▸ Extracted records:
● ● ●

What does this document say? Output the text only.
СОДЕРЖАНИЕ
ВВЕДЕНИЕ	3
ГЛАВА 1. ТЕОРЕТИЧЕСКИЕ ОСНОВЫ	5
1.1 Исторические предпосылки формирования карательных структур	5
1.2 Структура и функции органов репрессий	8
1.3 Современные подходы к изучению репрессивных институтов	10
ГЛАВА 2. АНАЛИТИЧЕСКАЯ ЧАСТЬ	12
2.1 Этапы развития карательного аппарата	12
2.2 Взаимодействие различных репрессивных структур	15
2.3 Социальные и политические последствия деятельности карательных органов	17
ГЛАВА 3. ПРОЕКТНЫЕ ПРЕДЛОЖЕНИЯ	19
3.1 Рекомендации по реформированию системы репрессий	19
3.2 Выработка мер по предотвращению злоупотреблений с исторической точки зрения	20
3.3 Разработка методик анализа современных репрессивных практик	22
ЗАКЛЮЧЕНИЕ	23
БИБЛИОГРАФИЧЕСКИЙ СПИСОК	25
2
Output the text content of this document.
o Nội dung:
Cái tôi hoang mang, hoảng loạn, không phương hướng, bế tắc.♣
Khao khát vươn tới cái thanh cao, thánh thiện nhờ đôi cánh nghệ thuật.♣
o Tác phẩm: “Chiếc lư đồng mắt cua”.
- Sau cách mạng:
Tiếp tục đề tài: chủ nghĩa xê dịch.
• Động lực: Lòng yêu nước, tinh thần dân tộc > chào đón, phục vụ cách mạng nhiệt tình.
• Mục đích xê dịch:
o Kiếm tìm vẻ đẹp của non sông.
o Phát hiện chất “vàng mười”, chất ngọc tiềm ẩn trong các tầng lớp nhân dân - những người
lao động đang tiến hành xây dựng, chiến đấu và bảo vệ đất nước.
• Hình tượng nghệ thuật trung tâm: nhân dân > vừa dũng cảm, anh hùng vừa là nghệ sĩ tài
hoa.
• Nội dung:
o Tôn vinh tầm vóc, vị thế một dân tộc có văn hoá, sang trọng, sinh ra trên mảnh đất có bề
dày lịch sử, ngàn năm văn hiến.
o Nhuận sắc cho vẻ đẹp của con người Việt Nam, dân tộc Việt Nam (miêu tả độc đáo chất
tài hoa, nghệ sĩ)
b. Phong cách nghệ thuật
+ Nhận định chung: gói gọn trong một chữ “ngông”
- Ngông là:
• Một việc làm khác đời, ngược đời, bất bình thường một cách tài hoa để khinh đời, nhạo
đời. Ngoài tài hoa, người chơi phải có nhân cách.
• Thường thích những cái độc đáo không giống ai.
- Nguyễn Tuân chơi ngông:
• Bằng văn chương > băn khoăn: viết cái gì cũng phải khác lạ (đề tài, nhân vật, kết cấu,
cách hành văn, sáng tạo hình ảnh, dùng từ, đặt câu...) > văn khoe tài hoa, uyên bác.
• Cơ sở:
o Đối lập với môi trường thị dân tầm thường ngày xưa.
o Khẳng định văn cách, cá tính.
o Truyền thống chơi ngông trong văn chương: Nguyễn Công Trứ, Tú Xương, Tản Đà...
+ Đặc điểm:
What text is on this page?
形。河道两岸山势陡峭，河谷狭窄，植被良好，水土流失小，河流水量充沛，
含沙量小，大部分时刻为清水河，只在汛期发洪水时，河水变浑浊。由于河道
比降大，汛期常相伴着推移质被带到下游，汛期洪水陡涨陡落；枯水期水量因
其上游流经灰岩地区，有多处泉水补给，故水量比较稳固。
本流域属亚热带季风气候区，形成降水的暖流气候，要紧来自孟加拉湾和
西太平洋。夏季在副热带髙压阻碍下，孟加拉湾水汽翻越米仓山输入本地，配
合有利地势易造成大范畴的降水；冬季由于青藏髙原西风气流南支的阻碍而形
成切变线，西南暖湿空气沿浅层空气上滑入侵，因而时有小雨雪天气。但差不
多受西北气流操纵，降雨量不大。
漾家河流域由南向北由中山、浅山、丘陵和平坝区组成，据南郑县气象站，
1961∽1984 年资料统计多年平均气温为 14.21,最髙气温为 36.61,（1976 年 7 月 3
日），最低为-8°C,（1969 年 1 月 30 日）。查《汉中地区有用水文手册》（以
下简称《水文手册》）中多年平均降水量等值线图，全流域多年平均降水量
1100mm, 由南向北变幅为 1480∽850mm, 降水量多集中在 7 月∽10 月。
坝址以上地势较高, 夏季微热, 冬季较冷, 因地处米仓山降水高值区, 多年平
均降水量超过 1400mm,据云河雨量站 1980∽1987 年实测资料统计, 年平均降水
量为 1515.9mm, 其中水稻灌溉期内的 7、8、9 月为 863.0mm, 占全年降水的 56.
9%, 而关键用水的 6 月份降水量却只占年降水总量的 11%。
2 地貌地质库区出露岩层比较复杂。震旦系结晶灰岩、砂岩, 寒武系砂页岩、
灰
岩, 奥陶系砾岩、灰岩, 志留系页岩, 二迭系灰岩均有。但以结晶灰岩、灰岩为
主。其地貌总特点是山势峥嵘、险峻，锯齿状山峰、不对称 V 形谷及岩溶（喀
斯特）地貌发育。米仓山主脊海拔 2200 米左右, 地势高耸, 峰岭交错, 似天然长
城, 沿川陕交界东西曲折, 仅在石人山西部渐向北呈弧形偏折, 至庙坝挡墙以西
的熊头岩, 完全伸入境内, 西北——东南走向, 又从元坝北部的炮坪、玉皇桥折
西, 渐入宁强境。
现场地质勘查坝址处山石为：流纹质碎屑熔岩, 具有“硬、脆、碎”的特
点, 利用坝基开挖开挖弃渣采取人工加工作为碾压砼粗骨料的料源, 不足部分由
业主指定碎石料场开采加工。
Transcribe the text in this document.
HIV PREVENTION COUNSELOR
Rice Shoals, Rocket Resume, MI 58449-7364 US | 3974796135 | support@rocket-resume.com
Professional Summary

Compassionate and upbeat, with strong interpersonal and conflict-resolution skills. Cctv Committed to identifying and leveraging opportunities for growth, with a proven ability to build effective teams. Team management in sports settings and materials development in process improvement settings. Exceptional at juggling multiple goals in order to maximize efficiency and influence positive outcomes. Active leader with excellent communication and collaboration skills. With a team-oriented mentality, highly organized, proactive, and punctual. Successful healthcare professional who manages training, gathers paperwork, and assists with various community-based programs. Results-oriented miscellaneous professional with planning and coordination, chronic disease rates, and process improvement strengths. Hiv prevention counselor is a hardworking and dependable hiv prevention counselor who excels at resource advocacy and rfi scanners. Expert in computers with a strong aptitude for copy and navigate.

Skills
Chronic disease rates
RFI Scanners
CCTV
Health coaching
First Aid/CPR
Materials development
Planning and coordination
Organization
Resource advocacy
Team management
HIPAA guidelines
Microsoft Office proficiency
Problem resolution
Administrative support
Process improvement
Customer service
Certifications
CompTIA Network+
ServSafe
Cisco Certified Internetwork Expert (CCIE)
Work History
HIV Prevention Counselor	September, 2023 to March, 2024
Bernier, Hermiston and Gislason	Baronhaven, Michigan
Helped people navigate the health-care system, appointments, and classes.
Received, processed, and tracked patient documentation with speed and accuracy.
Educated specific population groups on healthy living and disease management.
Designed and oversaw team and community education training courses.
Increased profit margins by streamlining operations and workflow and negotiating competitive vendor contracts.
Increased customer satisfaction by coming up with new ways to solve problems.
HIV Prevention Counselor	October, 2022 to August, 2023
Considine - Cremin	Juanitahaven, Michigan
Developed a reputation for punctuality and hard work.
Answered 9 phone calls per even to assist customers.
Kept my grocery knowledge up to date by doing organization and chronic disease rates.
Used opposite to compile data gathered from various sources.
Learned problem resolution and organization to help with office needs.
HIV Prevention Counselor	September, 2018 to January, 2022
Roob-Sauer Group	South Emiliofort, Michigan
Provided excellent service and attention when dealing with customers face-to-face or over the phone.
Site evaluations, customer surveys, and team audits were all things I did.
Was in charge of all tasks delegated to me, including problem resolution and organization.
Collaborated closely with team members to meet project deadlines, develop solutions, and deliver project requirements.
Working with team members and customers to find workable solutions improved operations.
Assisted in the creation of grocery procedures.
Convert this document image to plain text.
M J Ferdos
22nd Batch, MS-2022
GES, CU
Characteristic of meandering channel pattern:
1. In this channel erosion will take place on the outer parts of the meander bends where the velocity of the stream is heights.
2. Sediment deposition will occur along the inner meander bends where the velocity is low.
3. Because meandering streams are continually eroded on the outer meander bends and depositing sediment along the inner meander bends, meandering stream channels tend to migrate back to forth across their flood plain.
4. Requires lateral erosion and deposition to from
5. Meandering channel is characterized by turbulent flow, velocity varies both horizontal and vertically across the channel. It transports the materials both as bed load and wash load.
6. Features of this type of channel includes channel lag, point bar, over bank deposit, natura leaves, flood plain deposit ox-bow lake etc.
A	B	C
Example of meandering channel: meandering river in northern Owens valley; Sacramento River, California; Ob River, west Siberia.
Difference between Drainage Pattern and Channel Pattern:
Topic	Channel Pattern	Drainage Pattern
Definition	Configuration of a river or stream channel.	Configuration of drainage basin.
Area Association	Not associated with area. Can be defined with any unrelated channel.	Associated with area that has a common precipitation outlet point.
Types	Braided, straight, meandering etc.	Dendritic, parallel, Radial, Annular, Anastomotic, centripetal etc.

● ● ●

▸ Instructions to follow: Reproduce every line from the entries that holds the word "support".

▸ Solved exercise:
Rice Shoals, Rocket Resume, MI 58449-7364 US | 3974796135 | support@rocket-resume.com
Administrative support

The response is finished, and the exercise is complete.